### Recorded data
===============

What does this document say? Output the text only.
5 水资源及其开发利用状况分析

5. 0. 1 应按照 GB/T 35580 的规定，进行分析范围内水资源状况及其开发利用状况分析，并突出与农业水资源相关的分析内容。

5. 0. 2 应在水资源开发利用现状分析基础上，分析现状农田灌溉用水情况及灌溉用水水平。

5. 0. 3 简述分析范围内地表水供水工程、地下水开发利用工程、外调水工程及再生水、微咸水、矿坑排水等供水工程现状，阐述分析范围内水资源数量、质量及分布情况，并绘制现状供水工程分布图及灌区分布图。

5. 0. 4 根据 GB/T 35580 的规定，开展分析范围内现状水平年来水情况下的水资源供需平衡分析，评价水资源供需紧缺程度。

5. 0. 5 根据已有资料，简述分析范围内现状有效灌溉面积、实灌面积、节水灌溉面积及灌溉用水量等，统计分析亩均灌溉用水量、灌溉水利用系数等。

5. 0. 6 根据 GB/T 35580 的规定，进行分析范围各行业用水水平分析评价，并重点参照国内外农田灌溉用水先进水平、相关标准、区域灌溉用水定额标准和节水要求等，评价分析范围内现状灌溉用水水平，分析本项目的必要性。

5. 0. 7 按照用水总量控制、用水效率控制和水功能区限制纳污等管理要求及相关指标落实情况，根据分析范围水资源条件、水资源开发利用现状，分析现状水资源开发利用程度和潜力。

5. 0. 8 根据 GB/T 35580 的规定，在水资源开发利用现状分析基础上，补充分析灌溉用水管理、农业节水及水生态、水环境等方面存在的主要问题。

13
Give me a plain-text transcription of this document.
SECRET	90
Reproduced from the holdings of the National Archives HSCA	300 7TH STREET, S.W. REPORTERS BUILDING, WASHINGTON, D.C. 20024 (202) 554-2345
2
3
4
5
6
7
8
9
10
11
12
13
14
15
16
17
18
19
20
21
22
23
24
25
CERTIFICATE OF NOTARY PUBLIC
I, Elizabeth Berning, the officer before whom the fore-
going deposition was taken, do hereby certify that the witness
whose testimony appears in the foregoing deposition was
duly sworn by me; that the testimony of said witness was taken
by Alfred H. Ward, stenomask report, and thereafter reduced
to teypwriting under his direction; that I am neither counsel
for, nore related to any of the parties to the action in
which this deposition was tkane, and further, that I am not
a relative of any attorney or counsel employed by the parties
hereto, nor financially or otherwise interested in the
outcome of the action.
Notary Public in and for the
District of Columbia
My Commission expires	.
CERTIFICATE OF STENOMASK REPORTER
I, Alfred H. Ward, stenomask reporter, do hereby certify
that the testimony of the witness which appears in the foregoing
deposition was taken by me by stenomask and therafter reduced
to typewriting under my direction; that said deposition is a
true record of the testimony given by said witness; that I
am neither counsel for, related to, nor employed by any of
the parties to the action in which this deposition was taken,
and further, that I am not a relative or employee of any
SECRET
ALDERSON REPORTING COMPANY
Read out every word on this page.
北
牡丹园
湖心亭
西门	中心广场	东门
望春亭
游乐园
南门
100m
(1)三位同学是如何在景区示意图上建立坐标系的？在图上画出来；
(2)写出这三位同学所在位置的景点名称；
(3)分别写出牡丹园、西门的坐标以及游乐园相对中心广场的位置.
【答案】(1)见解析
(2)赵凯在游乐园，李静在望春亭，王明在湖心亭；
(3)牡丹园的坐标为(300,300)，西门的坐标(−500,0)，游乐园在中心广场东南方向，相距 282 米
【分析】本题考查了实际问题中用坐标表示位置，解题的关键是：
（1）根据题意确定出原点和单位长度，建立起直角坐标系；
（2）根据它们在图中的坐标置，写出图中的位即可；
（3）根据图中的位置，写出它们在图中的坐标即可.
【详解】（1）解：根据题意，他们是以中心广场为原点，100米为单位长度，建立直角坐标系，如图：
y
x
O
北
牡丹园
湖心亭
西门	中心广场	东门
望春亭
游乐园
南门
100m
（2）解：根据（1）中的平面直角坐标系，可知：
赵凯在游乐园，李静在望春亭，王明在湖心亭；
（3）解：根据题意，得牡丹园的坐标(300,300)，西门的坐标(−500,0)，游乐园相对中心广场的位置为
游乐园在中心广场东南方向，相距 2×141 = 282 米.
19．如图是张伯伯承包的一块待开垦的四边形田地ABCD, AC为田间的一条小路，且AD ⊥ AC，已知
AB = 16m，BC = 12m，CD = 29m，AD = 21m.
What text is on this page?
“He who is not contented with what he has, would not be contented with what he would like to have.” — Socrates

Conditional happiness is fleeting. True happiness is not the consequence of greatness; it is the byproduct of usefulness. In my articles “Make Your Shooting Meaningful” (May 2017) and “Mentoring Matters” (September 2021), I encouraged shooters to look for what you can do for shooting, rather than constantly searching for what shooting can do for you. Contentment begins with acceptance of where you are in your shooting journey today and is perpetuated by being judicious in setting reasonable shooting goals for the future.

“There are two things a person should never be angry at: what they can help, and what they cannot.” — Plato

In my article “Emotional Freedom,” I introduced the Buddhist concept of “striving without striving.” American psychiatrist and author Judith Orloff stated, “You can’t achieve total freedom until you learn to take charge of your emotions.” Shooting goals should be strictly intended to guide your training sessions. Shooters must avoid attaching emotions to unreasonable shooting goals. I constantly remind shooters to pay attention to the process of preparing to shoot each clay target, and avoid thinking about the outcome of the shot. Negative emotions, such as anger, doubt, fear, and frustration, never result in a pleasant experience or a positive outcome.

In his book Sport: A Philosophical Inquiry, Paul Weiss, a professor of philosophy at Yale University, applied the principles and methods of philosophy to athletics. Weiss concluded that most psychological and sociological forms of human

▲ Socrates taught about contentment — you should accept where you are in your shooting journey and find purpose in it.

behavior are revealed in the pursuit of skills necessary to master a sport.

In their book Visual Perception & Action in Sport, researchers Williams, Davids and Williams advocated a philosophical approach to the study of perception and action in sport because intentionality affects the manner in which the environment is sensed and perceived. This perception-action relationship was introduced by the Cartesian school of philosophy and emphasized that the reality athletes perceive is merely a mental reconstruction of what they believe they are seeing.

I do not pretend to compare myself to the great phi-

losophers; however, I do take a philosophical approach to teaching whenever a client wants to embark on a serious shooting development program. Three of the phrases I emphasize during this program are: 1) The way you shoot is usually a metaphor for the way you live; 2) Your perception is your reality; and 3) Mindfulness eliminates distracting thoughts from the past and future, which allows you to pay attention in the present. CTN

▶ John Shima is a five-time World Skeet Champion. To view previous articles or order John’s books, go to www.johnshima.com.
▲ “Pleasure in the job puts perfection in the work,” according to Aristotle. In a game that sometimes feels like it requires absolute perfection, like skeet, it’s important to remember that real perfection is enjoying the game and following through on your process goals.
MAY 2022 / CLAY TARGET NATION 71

===============

### Aim of the task
Pull out each line of the entries that contains "relative".

### Solution
a relative of any attorney or counsel employed by the parties
and further, that I am not a relative or employee of any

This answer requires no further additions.